▶ [What the task asks]:
Copy out all of the data below with no alterations.

────────────────

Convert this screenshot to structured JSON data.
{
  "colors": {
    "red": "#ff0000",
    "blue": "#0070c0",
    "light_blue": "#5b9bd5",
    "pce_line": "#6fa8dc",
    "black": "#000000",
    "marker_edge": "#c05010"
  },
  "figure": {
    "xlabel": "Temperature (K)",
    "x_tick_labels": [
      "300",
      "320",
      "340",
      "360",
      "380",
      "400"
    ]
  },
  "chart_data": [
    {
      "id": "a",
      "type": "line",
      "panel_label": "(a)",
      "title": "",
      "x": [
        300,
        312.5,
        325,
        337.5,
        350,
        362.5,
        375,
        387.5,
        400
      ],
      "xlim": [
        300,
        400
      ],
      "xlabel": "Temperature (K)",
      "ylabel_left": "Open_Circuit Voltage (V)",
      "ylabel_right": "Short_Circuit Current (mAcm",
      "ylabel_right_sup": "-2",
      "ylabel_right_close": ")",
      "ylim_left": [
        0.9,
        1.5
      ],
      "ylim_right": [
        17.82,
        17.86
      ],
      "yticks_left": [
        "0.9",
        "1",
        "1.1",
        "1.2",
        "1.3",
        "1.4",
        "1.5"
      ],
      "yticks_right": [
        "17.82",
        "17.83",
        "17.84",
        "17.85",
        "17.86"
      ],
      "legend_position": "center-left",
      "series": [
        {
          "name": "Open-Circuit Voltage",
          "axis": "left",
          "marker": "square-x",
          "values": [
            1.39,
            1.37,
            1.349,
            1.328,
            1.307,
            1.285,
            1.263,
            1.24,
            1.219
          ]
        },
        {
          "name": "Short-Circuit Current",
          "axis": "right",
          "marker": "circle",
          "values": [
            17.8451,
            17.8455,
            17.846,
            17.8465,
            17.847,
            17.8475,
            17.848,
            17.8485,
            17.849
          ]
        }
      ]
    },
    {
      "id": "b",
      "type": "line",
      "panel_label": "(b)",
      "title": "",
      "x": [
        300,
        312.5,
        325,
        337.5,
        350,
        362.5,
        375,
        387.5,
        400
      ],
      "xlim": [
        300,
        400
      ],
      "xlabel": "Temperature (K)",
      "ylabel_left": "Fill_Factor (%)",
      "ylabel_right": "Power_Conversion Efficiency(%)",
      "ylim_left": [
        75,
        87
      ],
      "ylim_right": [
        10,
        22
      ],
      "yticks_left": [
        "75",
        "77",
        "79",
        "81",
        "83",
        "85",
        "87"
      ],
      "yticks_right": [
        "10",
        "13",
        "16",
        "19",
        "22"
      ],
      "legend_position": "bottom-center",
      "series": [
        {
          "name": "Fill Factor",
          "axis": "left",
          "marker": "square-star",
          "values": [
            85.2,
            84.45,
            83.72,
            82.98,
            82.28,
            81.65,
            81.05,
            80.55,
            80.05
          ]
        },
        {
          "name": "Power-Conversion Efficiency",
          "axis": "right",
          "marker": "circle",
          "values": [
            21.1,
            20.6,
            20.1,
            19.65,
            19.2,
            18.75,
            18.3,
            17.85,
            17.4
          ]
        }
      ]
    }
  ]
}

────────────────

▶ [Written response]:
Convert this screenshot to structured JSON data.
{
  "colors": {
    "red": "#ff0000",
    "blue": "#0070c0",
    "light_blue": "#5b9bd5",
    "pce_line": "#6fa8dc",
    "black": "#000000",
    "marker_edge": "#c05010"
  },
  "figure": {
    "xlabel": "Temperature (K)",
    "x_tick_labels": [
      "300",
      "320",
      "340",
      "360",
      "380",
      "400"
    ]
  },
  "chart_data": [
    {
      "id": "a",
      "type": "line",
      "panel_label": "(a)",
      "title": "",
      "x": [
        300,
        312.5,
        325,
        337.5,
        350,
        362.5,
        375,
        387.5,
        400
      ],
      "xlim": [
        300,
        400
      ],
      "xlabel": "Temperature (K)",
      "ylabel_left": "Open_Circuit Voltage (V)",
      "ylabel_right": "Short_Circuit Current (mAcm",
      "ylabel_right_sup": "-2",
      "ylabel_right_close": ")",
      "ylim_left": [
        0.9,
        1.5
      ],
      "ylim_right": [
        17.82,
        17.86
      ],
      "yticks_left": [
        "0.9",
        "1",
        "1.1",
        "1.2",
        "1.3",
        "1.4",
        "1.5"
      ],
      "yticks_right": [
        "17.82",
        "17.83",
        "17.84",
        "17.85",
        "17.86"
      ],
      "legend_position": "center-left",
      "series": [
        {
          "name": "Open-Circuit Voltage",
          "axis": "left",
          "marker": "square-x",
          "values": [
            1.39,
            1.37,
            1.349,
            1.328,
            1.307,
            1.285,
            1.263,
            1.24,
            1.219
          ]
        },
        {
          "name": "Short-Circuit Current",
          "axis": "right",
          "marker": "circle",
          "values": [
            17.8451,
            17.8455,
            17.846,
            17.8465,
            17.847,
            17.8475,
            17.848,
            17.8485,
            17.849
          ]
        }
      ]
    },
    {
      "id": "b",
      "type": "line",
      "panel_label": "(b)",
      "title": "",
      "x": [
        300,
        312.5,
        325,
        337.5,
        350,
        362.5,
        375,
        387.5,
        400
      ],
      "xlim": [
        300,
        400
      ],
      "xlabel": "Temperature (K)",
      "ylabel_left": "Fill_Factor (%)",
      "ylabel_right": "Power_Conversion Efficiency(%)",
      "ylim_left": [
        75,
        87
      ],
      "ylim_right": [
        10,
        22
      ],
      "yticks_left": [
        "75",
        "77",
        "79",
        "81",
        "83",
        "85",
        "87"
      ],
      "yticks_right": [
        "10",
        "13",
        "16",
        "19",
        "22"
      ],
      "legend_position": "bottom-center",
      "series": [
        {
          "name": "Fill Factor",
          "axis": "left",
          "marker": "square-star",
          "values": [
            85.2,
            84.45,
            83.72,
            82.98,
            82.28,
            81.65,
            81.05,
            80.55,
            80.05
          ]
        },
        {
          "name": "Power-Conversion Efficiency",
          "axis": "right",
          "marker": "circle",
          "values": [
            21.1,
            20.6,
            20.1,
            19.65,
            19.2,
            18.75,
            18.3,
            17.85,
            17.4
          ]
        }
      ]
    }
  ]
}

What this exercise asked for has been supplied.